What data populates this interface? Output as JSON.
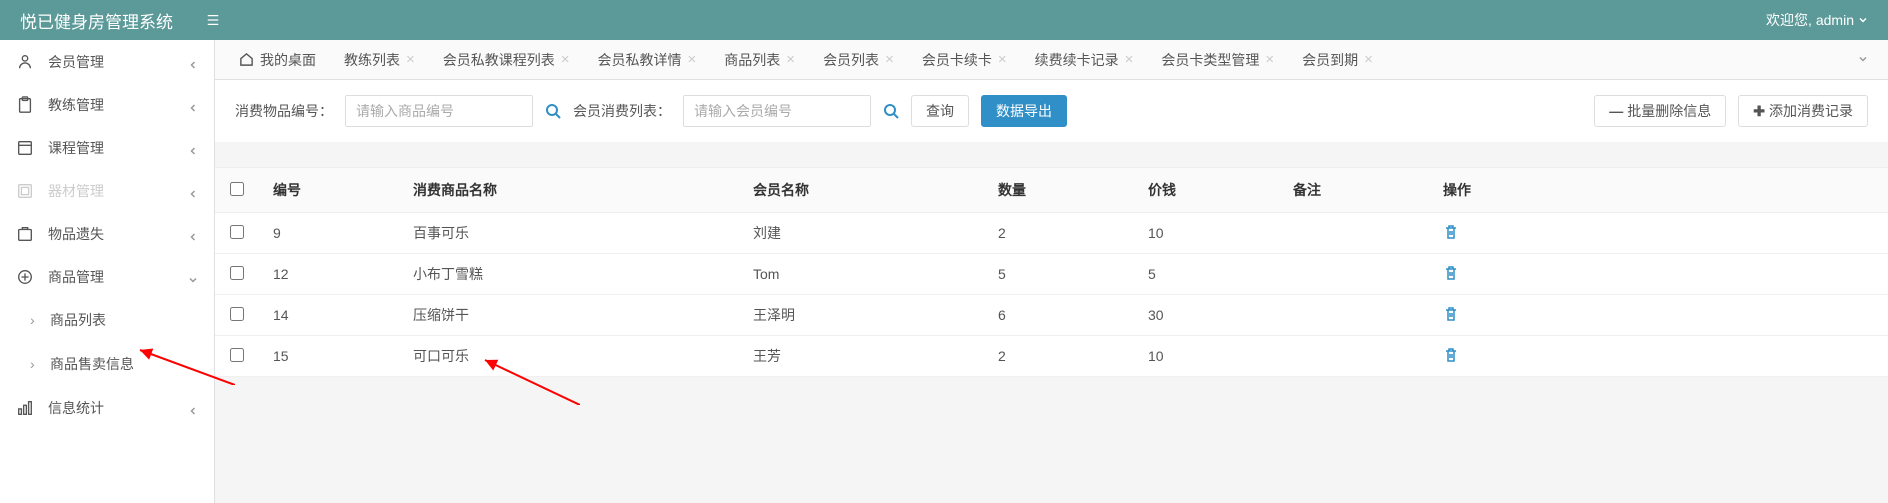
{
  "header": {
    "title": "悦已健身房管理系统",
    "welcome": "欢迎您,",
    "username": "admin"
  },
  "sidebar": {
    "items": [
      {
        "label": "会员管理",
        "expanded": false
      },
      {
        "label": "教练管理",
        "expanded": false
      },
      {
        "label": "课程管理",
        "expanded": false
      },
      {
        "label": "器材管理",
        "expanded": false,
        "disabled": true
      },
      {
        "label": "物品遗失",
        "expanded": false
      },
      {
        "label": "商品管理",
        "expanded": true
      },
      {
        "label": "信息统计",
        "expanded": false
      }
    ],
    "sub": [
      {
        "label": "商品列表"
      },
      {
        "label": "商品售卖信息"
      }
    ]
  },
  "tabs": [
    {
      "label": "我的桌面",
      "home": true
    },
    {
      "label": "教练列表"
    },
    {
      "label": "会员私教课程列表"
    },
    {
      "label": "会员私教详情"
    },
    {
      "label": "商品列表"
    },
    {
      "label": "会员列表"
    },
    {
      "label": "会员卡续卡"
    },
    {
      "label": "续费续卡记录"
    },
    {
      "label": "会员卡类型管理"
    },
    {
      "label": "会员到期"
    }
  ],
  "toolbar": {
    "label1": "消费物品编号：",
    "placeholder1": "请输入商品编号",
    "label2": "会员消费列表：",
    "placeholder2": "请输入会员编号",
    "query_btn": "查询",
    "export_btn": "数据导出",
    "batch_delete_btn": "批量删除信息",
    "add_btn": "添加消费记录"
  },
  "table": {
    "headers": {
      "id": "编号",
      "product": "消费商品名称",
      "member": "会员名称",
      "qty": "数量",
      "price": "价钱",
      "note": "备注",
      "action": "操作"
    },
    "rows": [
      {
        "id": "9",
        "product": "百事可乐",
        "member": "刘建",
        "qty": "2",
        "price": "10",
        "note": ""
      },
      {
        "id": "12",
        "product": "小布丁雪糕",
        "member": "Tom",
        "qty": "5",
        "price": "5",
        "note": ""
      },
      {
        "id": "14",
        "product": "压缩饼干",
        "member": "王泽明",
        "qty": "6",
        "price": "30",
        "note": ""
      },
      {
        "id": "15",
        "product": "可口可乐",
        "member": "王芳",
        "qty": "2",
        "price": "10",
        "note": ""
      }
    ]
  }
}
● ● ● ● ● ● ●
● **To be done**: The lines above form a set of records; determine how many of them contain the string "true" and give that number alone.

● **Exercise answer**: 3